*** Material provided

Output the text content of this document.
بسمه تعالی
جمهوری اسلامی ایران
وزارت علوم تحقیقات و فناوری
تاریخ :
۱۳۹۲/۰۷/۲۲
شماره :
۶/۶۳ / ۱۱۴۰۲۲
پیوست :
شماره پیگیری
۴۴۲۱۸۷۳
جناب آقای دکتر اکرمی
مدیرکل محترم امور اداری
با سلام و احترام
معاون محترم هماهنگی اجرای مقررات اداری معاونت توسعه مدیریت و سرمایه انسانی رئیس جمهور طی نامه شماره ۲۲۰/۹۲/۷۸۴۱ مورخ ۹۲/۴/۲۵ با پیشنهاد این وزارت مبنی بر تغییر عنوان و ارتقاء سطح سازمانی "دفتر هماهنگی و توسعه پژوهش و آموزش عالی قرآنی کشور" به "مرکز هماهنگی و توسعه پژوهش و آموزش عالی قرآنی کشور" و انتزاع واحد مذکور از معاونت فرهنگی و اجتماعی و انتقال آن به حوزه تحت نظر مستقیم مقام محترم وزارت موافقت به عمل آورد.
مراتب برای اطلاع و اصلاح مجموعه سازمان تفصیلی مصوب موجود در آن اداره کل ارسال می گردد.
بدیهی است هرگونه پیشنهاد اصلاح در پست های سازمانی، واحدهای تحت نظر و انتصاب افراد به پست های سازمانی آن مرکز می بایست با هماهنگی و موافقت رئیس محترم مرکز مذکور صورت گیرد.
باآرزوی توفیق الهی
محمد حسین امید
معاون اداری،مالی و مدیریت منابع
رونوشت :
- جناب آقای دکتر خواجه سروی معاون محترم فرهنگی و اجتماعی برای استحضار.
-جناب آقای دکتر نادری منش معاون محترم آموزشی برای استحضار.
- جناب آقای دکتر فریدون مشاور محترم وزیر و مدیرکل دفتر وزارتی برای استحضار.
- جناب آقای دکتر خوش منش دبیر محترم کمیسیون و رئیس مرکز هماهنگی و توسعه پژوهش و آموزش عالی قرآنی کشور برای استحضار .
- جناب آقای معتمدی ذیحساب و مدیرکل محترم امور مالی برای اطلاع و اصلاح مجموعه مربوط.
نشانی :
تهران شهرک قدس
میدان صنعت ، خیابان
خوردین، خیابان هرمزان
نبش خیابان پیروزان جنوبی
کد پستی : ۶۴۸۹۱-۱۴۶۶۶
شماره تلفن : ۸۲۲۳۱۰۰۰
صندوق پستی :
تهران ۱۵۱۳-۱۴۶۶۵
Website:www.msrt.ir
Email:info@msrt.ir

******

**Exercise goal:** Looking at the records above, tally the lines holding "msrt" and reply with that number only.

**The output:** 2